Stated exercise: Send back all the data below, exactly as given.

(Figure dataset records)
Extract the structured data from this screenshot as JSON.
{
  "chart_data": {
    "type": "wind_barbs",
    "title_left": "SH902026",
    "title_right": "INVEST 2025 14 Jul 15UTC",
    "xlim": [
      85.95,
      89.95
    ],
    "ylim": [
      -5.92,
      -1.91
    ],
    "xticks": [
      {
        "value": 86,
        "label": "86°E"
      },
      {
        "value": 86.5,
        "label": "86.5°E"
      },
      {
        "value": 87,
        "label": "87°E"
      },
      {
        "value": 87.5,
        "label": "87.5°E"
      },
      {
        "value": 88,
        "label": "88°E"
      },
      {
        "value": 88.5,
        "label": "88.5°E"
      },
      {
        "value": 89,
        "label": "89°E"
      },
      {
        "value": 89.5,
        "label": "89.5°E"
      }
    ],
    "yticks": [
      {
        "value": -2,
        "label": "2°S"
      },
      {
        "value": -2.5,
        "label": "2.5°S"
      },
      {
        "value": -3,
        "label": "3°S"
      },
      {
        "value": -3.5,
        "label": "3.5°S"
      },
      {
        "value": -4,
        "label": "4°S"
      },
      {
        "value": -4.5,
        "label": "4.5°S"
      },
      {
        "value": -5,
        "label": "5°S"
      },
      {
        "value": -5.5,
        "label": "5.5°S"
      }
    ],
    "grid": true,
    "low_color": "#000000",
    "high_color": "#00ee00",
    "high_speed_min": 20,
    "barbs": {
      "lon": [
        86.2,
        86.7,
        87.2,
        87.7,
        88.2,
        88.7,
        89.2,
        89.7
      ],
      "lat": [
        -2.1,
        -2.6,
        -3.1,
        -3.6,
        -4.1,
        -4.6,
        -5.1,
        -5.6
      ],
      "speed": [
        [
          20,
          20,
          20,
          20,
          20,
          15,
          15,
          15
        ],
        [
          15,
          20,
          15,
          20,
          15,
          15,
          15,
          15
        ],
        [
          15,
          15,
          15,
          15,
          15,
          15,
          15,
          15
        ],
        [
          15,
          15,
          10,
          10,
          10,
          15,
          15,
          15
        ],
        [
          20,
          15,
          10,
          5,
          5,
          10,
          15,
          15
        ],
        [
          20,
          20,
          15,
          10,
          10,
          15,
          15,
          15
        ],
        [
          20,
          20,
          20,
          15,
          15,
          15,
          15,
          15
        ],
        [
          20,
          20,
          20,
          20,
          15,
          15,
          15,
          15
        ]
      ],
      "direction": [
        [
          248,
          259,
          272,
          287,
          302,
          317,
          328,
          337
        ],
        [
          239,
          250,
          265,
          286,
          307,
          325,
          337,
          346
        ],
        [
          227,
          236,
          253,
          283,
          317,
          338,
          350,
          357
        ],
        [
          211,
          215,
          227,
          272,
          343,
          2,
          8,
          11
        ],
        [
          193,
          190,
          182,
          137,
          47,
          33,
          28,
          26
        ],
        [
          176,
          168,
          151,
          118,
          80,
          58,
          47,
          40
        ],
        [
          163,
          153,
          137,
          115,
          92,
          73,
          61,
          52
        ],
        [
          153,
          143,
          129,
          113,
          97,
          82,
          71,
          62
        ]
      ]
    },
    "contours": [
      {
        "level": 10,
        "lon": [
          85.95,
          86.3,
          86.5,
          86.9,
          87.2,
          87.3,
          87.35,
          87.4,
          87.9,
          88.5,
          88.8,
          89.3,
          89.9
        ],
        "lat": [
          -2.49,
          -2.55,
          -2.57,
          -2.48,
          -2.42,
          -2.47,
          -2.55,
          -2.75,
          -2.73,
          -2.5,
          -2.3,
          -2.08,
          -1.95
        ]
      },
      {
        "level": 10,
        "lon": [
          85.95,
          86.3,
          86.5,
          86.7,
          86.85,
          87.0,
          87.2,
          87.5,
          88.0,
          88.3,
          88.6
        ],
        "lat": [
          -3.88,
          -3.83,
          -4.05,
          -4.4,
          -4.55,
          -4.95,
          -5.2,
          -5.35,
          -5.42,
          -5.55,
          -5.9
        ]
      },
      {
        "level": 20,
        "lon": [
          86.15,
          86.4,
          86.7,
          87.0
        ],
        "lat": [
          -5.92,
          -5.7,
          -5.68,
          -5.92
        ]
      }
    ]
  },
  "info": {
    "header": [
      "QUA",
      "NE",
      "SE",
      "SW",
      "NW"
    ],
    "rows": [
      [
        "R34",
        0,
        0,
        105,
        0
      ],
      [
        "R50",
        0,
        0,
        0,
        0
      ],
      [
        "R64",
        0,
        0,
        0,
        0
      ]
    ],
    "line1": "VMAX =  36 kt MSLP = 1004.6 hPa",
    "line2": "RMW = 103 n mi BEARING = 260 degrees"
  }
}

Solution to the problem:
Extract the structured data from this screenshot as JSON.
{
  "chart_data": {
    "type": "wind_barbs",
    "title_left": "SH902026",
    "title_right": "INVEST 2025 14 Jul 15UTC",
    "xlim": [
      85.95,
      89.95
    ],
    "ylim": [
      -5.92,
      -1.91
    ],
    "xticks": [
      {
        "value": 86,
        "label": "86°E"
      },
      {
        "value": 86.5,
        "label": "86.5°E"
      },
      {
        "value": 87,
        "label": "87°E"
      },
      {
        "value": 87.5,
        "label": "87.5°E"
      },
      {
        "value": 88,
        "label": "88°E"
      },
      {
        "value": 88.5,
        "label": "88.5°E"
      },
      {
        "value": 89,
        "label": "89°E"
      },
      {
        "value": 89.5,
        "label": "89.5°E"
      }
    ],
    "yticks": [
      {
        "value": -2,
        "label": "2°S"
      },
      {
        "value": -2.5,
        "label": "2.5°S"
      },
      {
        "value": -3,
        "label": "3°S"
      },
      {
        "value": -3.5,
        "label": "3.5°S"
      },
      {
        "value": -4,
        "label": "4°S"
      },
      {
        "value": -4.5,
        "label": "4.5°S"
      },
      {
        "value": -5,
        "label": "5°S"
      },
      {
        "value": -5.5,
        "label": "5.5°S"
      }
    ],
    "grid": true,
    "low_color": "#000000",
    "high_color": "#00ee00",
    "high_speed_min": 20,
    "barbs": {
      "lon": [
        86.2,
        86.7,
        87.2,
        87.7,
        88.2,
        88.7,
        89.2,
        89.7
      ],
      "lat": [
        -2.1,
        -2.6,
        -3.1,
        -3.6,
        -4.1,
        -4.6,
        -5.1,
        -5.6
      ],
      "speed": [
        [
          20,
          20,
          20,
          20,
          20,
          15,
          15,
          15
        ],
        [
          15,
          20,
          15,
          20,
          15,
          15,
          15,
          15
        ],
        [
          15,
          15,
          15,
          15,
          15,
          15,
          15,
          15
        ],
        [
          15,
          15,
          10,
          10,
          10,
          15,
          15,
          15
        ],
        [
          20,
          15,
          10,
          5,
          5,
          10,
          15,
          15
        ],
        [
          20,
          20,
          15,
          10,
          10,
          15,
          15,
          15
        ],
        [
          20,
          20,
          20,
          15,
          15,
          15,
          15,
          15
        ],
        [
          20,
          20,
          20,
          20,
          15,
          15,
          15,
          15
        ]
      ],
      "direction": [
        [
          248,
          259,
          272,
          287,
          302,
          317,
          328,
          337
        ],
        [
          239,
          250,
          265,
          286,
          307,
          325,
          337,
          346
        ],
        [
          227,
          236,
          253,
          283,
          317,
          338,
          350,
          357
        ],
        [
          211,
          215,
          227,
          272,
          343,
          2,
          8,
          11
        ],
        [
          193,
          190,
          182,
          137,
          47,
          33,
          28,
          26
        ],
        [
          176,
          168,
          151,
          118,
          80,
          58,
          47,
          40
        ],
        [
          163,
          153,
          137,
          115,
          92,
          73,
          61,
          52
        ],
        [
          153,
          143,
          129,
          113,
          97,
          82,
          71,
          62
        ]
      ]
    },
    "contours": [
      {
        "level": 10,
        "lon": [
          85.95,
          86.3,
          86.5,
          86.9,
          87.2,
          87.3,
          87.35,
          87.4,
          87.9,
          88.5,
          88.8,
          89.3,
          89.9
        ],
        "lat": [
          -2.49,
          -2.55,
          -2.57,
          -2.48,
          -2.42,
          -2.47,
          -2.55,
          -2.75,
          -2.73,
          -2.5,
          -2.3,
          -2.08,
          -1.95
        ]
      },
      {
        "level": 10,
        "lon": [
          85.95,
          86.3,
          86.5,
          86.7,
          86.85,
          87.0,
          87.2,
          87.5,
          88.0,
          88.3,
          88.6
        ],
        "lat": [
          -3.88,
          -3.83,
          -4.05,
          -4.4,
          -4.55,
          -4.95,
          -5.2,
          -5.35,
          -5.42,
          -5.55,
          -5.9
        ]
      },
      {
        "level": 20,
        "lon": [
          86.15,
          86.4,
          86.7,
          87.0
        ],
        "lat": [
          -5.92,
          -5.7,
          -5.68,
          -5.92
        ]
      }
    ]
  },
  "info": {
    "header": [
      "QUA",
      "NE",
      "SE",
      "SW",
      "NW"
    ],
    "rows": [
      [
        "R34",
        0,
        0,
        105,
        0
      ],
      [
        "R50",
        0,
        0,
        0,
        0
      ],
      [
        "R64",
        0,
        0,
        0,
        0
      ]
    ],
    "line1": "VMAX =  36 kt MSLP = 1004.6 hPa",
    "line2": "RMW = 103 n mi BEARING = 260 degrees"
  }
}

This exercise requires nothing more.